#### Challenge:
Reproduce every entry exactly as shown.

[Dataset items]
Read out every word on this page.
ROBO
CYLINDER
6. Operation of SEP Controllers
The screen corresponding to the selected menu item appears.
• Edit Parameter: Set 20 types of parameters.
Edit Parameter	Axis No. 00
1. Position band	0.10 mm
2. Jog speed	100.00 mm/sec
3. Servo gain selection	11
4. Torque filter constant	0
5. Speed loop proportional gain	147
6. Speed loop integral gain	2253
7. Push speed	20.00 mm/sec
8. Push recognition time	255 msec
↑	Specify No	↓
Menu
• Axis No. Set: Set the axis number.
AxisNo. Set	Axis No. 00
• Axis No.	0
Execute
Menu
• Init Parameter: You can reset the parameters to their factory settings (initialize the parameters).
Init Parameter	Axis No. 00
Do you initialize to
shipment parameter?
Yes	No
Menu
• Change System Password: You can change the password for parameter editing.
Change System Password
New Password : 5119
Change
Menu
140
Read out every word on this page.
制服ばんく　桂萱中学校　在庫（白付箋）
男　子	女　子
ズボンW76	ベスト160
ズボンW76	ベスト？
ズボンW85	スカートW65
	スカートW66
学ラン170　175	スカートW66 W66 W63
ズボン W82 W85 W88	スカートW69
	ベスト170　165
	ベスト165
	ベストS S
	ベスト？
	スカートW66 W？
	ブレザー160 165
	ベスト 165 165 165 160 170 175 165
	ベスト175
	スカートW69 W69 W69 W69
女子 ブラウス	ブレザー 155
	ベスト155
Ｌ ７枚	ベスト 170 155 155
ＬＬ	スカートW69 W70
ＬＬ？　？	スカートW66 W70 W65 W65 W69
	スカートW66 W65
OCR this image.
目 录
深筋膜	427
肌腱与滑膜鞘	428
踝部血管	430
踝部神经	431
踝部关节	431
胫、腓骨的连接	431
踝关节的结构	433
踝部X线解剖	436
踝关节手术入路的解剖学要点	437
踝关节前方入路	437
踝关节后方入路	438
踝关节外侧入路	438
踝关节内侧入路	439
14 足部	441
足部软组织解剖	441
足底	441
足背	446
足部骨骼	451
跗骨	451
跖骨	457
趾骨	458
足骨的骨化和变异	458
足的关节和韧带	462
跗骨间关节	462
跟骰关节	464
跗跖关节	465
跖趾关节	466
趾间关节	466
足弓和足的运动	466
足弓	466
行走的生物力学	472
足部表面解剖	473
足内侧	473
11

#### Exercise output:
Read out every word on this page.
ROBO
CYLINDER
6. Operation of SEP Controllers
The screen corresponding to the selected menu item appears.
• Edit Parameter: Set 20 types of parameters.
Edit Parameter	Axis No. 00
1. Position band	0.10 mm
2. Jog speed	100.00 mm/sec
3. Servo gain selection	11
4. Torque filter constant	0
5. Speed loop proportional gain	147
6. Speed loop integral gain	2253
7. Push speed	20.00 mm/sec
8. Push recognition time	255 msec
↑	Specify No	↓
Menu
• Axis No. Set: Set the axis number.
AxisNo. Set	Axis No. 00
• Axis No.	0
Execute
Menu
• Init Parameter: You can reset the parameters to their factory settings (initialize the parameters).
Init Parameter	Axis No. 00
Do you initialize to
shipment parameter?
Yes	No
Menu
• Change System Password: You can change the password for parameter editing.
Change System Password
New Password : 5119
Change
Menu
140
Read out every word on this page.
制服ばんく　桂萱中学校　在庫（白付箋）
男　子	女　子
ズボンW76	ベスト160
ズボンW76	ベスト？
ズボンW85	スカートW65
	スカートW66
学ラン170　175	スカートW66 W66 W63
ズボン W82 W85 W88	スカートW69
	ベスト170　165
	ベスト165
	ベストS S
	ベスト？
	スカートW66 W？
	ブレザー160 165
	ベスト 165 165 165 160 170 175 165
	ベスト175
	スカートW69 W69 W69 W69
女子 ブラウス	ブレザー 155
	ベスト155
Ｌ ７枚	ベスト 170 155 155
ＬＬ	スカートW69 W70
ＬＬ？　？	スカートW66 W70 W65 W65 W69
	スカートW66 W65
OCR this image.
目 录
深筋膜	427
肌腱与滑膜鞘	428
踝部血管	430
踝部神经	431
踝部关节	431
胫、腓骨的连接	431
踝关节的结构	433
踝部X线解剖	436
踝关节手术入路的解剖学要点	437
踝关节前方入路	437
踝关节后方入路	438
踝关节外侧入路	438
踝关节内侧入路	439
14 足部	441
足部软组织解剖	441
足底	441
足背	446
足部骨骼	451
跗骨	451
跖骨	457
趾骨	458
足骨的骨化和变异	458
足的关节和韧带	462
跗骨间关节	462
跟骰关节	464
跗跖关节	465
跖趾关节	466
趾间关节	466
足弓和足的运动	466
足弓	466
行走的生物力学	472
足部表面解剖	473
足内侧	473
11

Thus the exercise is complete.